### Instructions to follow
Copy every entry word for word. Skip the pictures.

:: Supplied entries

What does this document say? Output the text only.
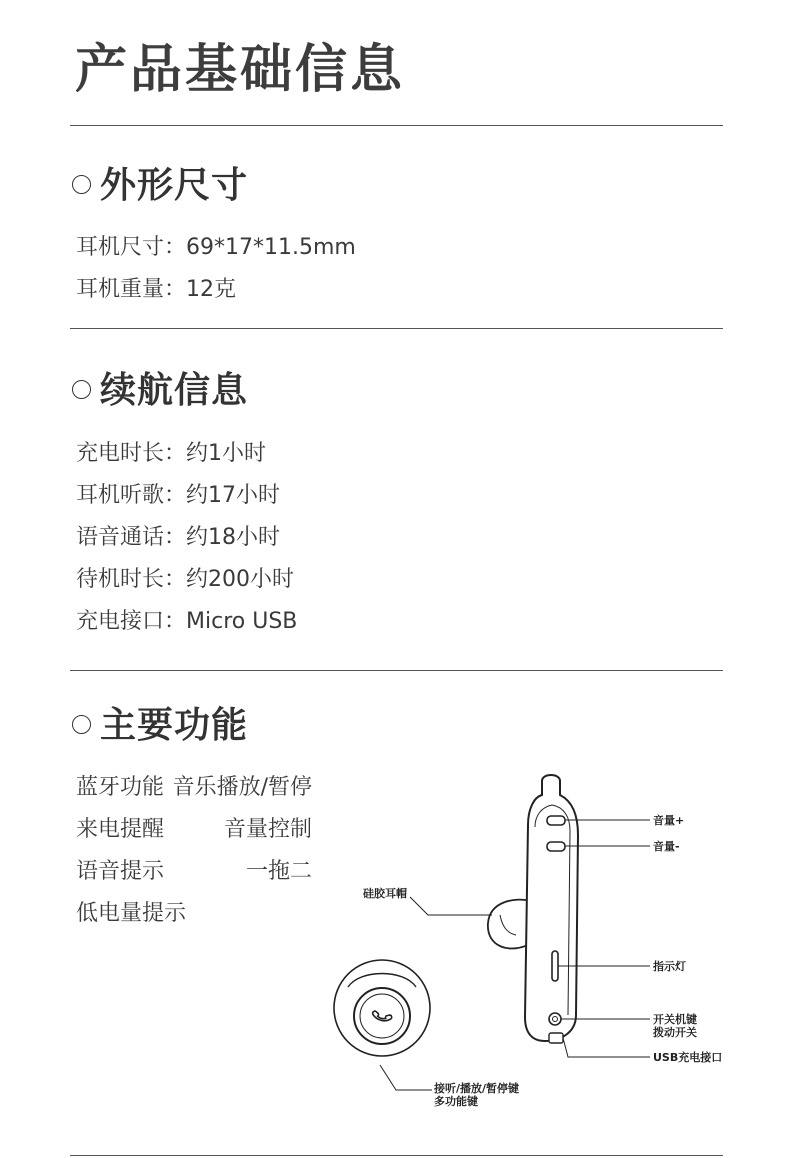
产品基础信息
外形尺寸
耳机尺寸：69*17*11.5mm
耳机重量：12克
续航信息
充电时长：约1小时
耳机听歌：约17小时
语音通话：约18小时
待机时长：约200小时
充电接口：Micro USB
主要功能
蓝牙功能 音乐播放/暂停
来电提醒	音量控制
语音提示	一拖二
低电量提示
音量+
音量-
硅胶耳帽
指示灯
开关机键
拨动开关
USB充电接口
接听/播放/暂停键
多功能键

::::

### Solution to this problem
What does this document say? Output the text only.
产品基础信息
外形尺寸
耳机尺寸：69*17*11.5mm
耳机重量：12克
续航信息
充电时长：约1小时
耳机听歌：约17小时
语音通话：约18小时
待机时长：约200小时
充电接口：Micro USB
主要功能
蓝牙功能 音乐播放/暂停
来电提醒	音量控制
语音提示	一拖二
低电量提示
音量+
音量-
硅胶耳帽
指示灯
开关机键
拨动开关
USB充电接口
接听/播放/暂停键
多功能键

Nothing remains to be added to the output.